• [EXERCISE]: Every line that holds "visible" should be shown.

Part of a data file
——

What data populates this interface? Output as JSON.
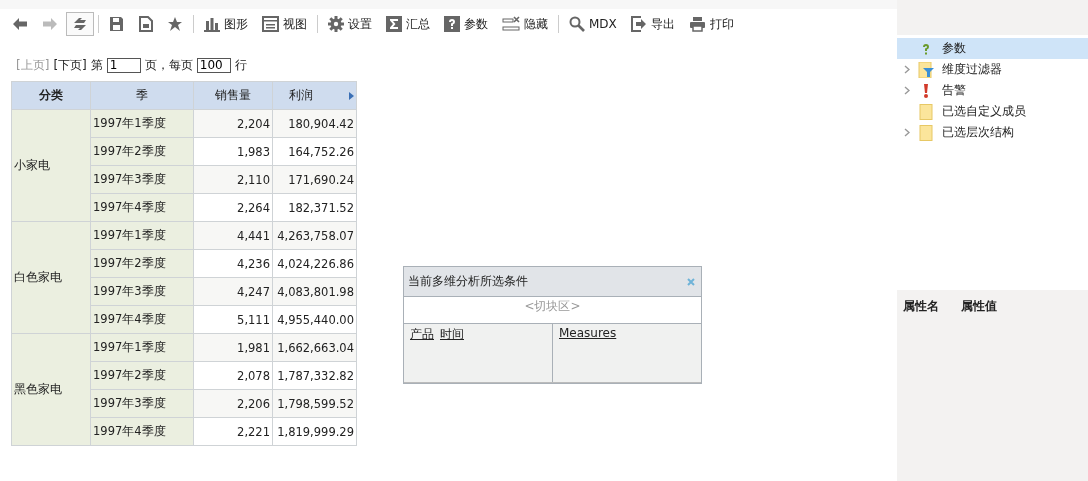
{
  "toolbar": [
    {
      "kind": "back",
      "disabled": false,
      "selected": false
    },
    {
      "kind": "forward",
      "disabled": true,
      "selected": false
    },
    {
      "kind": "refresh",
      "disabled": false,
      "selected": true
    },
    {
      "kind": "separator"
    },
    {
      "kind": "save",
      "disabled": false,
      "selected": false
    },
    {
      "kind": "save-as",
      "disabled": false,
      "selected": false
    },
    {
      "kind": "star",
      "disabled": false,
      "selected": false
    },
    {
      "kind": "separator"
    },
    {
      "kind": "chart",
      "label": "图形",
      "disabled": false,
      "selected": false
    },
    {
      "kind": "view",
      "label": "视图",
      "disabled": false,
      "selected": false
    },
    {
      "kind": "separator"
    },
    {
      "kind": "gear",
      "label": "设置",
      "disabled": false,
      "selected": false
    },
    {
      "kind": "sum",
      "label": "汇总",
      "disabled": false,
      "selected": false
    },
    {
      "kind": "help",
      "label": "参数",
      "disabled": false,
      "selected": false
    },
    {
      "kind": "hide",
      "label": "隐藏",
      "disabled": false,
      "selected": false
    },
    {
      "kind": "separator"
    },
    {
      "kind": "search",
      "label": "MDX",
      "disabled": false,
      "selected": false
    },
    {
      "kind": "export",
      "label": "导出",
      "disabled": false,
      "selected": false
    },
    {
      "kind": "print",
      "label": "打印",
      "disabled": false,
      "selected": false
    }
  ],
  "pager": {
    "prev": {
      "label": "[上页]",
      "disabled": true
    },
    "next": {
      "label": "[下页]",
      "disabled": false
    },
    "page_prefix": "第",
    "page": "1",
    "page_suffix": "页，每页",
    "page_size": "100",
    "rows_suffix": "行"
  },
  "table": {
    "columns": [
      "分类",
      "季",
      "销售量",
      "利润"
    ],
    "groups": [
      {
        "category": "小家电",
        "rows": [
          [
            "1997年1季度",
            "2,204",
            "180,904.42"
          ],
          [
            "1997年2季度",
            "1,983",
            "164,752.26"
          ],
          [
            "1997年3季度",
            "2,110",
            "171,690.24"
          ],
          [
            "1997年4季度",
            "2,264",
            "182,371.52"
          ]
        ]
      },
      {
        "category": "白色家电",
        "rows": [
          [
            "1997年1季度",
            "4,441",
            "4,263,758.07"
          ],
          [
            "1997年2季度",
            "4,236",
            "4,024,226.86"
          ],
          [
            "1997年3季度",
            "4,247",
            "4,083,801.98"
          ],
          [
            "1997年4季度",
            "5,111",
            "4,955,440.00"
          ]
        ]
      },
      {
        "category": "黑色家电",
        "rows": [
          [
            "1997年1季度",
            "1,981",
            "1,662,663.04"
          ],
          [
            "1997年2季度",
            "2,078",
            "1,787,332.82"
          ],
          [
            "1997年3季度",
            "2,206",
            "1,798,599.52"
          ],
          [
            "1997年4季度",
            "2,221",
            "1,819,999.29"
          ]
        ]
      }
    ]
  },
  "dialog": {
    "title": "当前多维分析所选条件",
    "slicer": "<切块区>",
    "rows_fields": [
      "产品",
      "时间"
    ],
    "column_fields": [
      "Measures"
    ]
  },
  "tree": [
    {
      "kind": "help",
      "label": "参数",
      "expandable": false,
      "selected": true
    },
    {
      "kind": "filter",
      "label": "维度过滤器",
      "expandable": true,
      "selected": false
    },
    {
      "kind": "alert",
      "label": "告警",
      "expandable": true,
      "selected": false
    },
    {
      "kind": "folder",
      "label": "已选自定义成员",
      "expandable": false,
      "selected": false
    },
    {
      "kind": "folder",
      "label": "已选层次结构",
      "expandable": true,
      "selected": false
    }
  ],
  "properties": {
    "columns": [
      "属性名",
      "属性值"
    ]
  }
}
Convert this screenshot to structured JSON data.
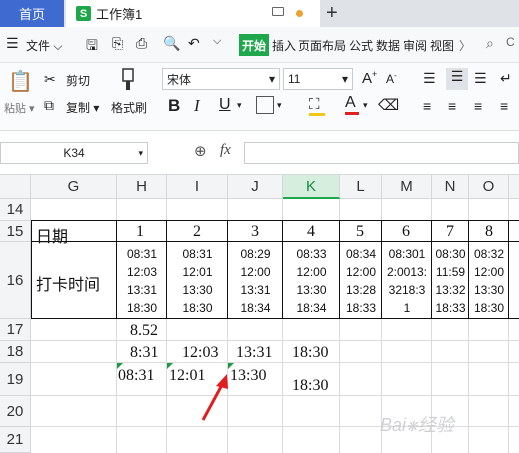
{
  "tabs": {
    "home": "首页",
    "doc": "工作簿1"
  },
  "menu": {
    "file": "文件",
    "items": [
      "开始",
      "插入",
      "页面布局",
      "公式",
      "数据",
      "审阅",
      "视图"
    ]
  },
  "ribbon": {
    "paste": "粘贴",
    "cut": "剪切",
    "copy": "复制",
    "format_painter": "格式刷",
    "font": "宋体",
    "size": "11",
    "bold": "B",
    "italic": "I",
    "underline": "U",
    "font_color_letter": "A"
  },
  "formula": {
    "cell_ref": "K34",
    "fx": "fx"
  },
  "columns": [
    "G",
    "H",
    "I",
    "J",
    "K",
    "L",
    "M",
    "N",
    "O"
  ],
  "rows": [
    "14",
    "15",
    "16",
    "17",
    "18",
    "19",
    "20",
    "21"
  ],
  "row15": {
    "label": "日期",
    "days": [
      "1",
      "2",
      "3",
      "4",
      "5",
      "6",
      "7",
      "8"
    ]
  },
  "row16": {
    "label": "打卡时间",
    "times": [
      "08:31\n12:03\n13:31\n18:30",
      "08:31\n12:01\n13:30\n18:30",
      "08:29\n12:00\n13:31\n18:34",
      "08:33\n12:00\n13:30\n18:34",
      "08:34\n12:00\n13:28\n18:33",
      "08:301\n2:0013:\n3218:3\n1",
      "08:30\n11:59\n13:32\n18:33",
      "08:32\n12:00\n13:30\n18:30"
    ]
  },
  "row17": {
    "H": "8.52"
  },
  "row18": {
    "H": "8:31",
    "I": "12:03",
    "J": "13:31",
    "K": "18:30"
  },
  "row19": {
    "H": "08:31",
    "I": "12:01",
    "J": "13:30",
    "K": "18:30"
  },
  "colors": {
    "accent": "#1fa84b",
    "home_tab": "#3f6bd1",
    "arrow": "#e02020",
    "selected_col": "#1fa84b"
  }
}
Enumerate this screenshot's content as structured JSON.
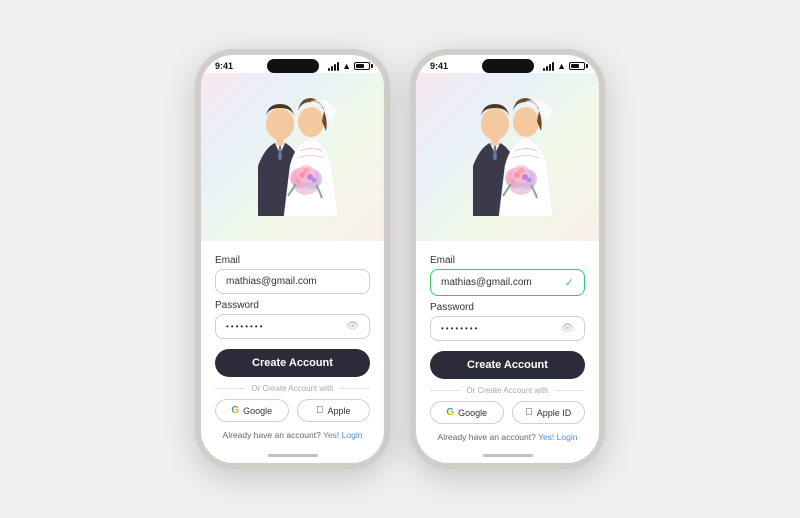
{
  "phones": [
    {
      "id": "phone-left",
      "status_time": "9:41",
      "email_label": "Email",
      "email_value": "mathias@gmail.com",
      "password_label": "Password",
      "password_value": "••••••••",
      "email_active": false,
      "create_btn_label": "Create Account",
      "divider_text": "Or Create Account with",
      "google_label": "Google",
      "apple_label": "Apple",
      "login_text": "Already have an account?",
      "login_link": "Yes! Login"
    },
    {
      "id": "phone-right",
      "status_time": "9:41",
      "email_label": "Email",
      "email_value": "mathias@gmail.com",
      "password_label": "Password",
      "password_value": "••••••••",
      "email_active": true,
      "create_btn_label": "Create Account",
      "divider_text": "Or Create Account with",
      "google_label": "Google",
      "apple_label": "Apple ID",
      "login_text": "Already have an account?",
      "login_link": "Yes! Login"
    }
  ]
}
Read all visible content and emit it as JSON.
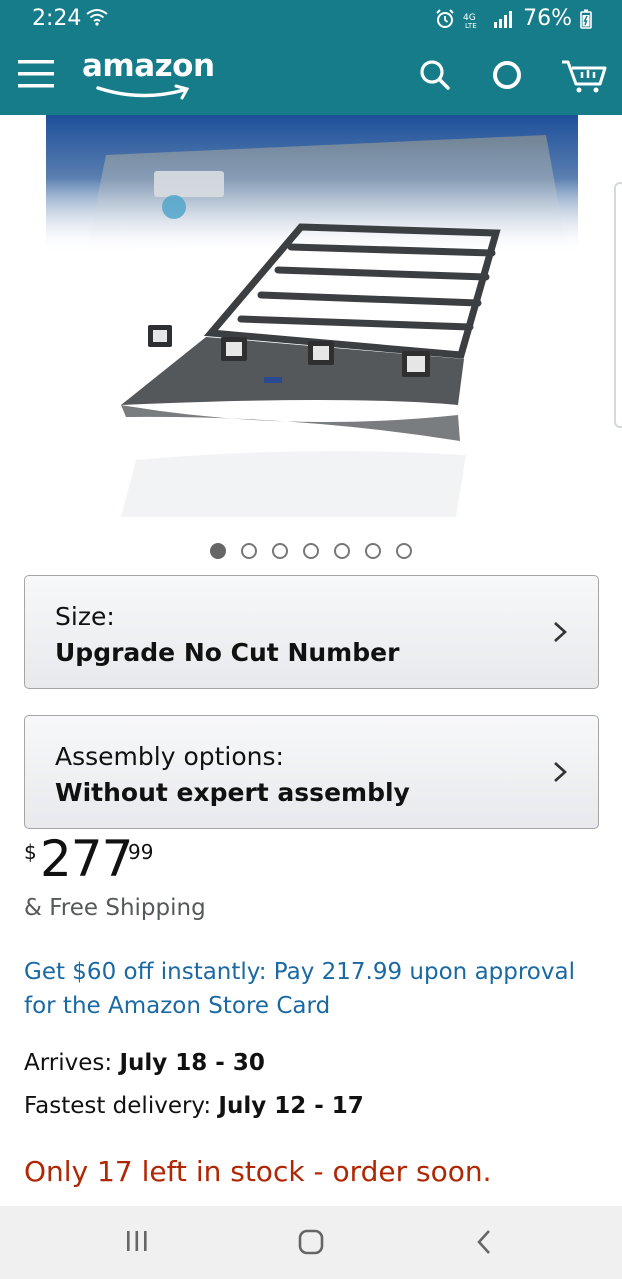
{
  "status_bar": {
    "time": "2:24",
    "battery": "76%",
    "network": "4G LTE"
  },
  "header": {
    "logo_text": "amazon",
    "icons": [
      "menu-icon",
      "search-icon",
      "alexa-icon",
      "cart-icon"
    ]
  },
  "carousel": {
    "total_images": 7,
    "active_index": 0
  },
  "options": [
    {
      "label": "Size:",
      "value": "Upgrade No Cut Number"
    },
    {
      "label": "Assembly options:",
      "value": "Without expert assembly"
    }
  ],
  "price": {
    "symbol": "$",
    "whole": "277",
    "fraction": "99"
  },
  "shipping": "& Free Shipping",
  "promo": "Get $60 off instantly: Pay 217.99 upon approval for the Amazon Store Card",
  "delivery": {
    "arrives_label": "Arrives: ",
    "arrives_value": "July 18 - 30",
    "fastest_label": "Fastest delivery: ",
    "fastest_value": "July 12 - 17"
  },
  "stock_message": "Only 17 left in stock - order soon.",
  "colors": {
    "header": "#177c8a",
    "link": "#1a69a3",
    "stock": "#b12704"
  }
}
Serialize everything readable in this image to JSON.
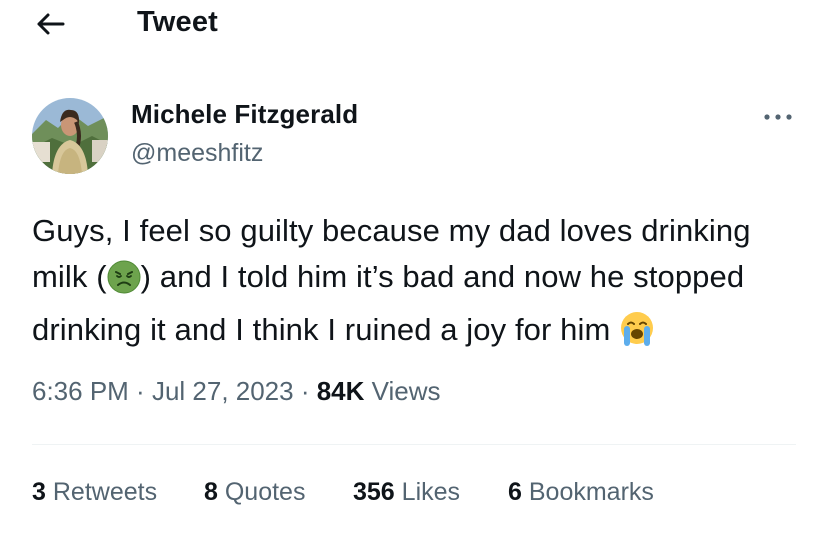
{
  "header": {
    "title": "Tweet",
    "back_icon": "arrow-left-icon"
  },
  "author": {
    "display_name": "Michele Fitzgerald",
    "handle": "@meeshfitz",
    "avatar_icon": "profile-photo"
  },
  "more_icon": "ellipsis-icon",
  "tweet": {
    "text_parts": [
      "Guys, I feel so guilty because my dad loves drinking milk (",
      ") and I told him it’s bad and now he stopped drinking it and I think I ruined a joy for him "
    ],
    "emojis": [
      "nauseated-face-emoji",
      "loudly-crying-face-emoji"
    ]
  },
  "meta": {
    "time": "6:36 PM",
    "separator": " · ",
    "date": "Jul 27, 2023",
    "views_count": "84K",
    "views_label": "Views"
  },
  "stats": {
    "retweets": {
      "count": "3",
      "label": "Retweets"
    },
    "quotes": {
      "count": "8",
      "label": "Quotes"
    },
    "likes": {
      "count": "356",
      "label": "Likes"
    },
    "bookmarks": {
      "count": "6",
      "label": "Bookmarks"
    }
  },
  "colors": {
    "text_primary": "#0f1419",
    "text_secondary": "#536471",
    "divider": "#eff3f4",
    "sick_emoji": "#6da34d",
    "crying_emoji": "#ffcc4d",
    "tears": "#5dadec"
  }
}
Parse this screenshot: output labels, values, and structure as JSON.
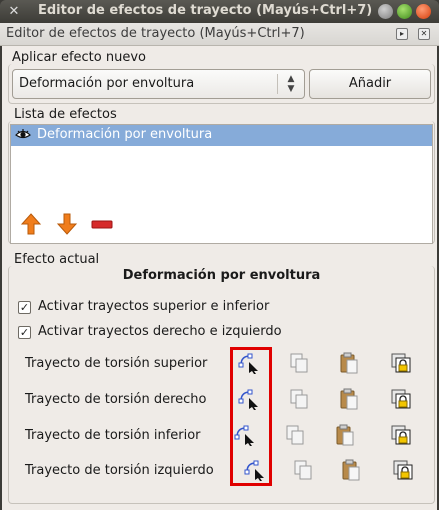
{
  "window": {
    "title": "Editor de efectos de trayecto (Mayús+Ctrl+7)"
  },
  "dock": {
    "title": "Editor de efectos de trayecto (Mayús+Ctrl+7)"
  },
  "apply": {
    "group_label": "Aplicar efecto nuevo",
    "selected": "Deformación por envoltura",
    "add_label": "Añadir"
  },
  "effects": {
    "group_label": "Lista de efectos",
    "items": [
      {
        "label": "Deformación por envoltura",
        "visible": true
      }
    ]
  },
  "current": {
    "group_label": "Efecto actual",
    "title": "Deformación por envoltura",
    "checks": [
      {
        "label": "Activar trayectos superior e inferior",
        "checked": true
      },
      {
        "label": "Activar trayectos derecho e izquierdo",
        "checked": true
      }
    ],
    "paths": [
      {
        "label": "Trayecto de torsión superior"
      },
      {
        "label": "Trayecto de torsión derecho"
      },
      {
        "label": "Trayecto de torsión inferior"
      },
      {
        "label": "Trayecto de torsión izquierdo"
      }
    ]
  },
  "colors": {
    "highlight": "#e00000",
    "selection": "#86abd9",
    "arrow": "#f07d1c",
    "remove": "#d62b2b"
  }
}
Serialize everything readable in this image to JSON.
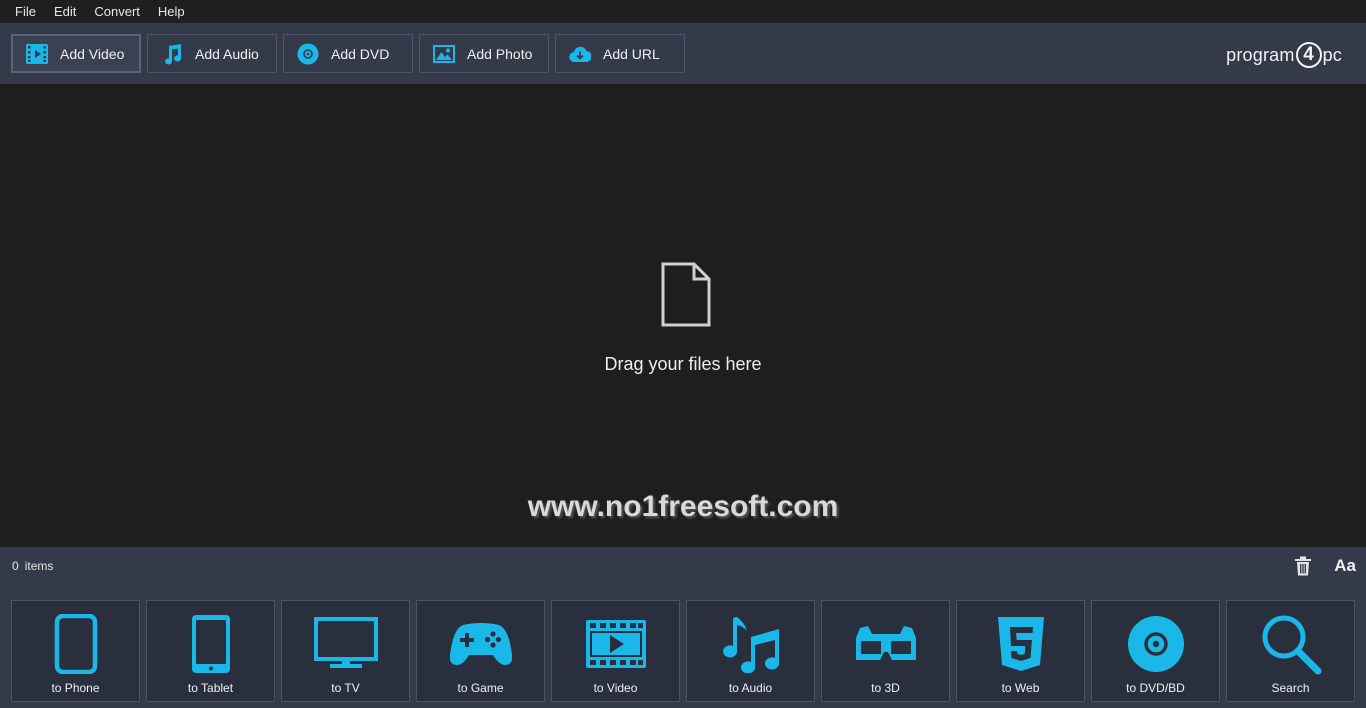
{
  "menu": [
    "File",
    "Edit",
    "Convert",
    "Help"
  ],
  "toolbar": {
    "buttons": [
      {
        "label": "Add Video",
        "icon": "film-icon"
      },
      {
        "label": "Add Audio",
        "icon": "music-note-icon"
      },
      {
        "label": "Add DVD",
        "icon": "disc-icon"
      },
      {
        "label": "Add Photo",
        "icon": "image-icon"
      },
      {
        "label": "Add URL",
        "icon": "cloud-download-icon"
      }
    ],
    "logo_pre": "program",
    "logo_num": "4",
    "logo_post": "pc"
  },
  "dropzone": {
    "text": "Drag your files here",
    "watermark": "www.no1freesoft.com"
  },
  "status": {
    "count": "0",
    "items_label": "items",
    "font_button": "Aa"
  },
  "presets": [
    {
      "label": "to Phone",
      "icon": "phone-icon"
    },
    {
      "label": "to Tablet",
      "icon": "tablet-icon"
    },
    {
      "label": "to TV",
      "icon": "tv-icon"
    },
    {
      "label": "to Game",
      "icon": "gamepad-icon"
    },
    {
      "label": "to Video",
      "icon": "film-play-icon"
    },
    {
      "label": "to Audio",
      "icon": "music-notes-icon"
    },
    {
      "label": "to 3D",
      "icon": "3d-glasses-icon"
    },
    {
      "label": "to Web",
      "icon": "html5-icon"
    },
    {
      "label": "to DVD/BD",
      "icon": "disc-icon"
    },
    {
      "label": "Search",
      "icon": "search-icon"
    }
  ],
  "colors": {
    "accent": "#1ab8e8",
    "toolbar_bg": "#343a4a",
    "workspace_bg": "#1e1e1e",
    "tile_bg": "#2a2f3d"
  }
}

——

• [REPLY]:
Read all visible content and emit it as JSON.
        "visible": true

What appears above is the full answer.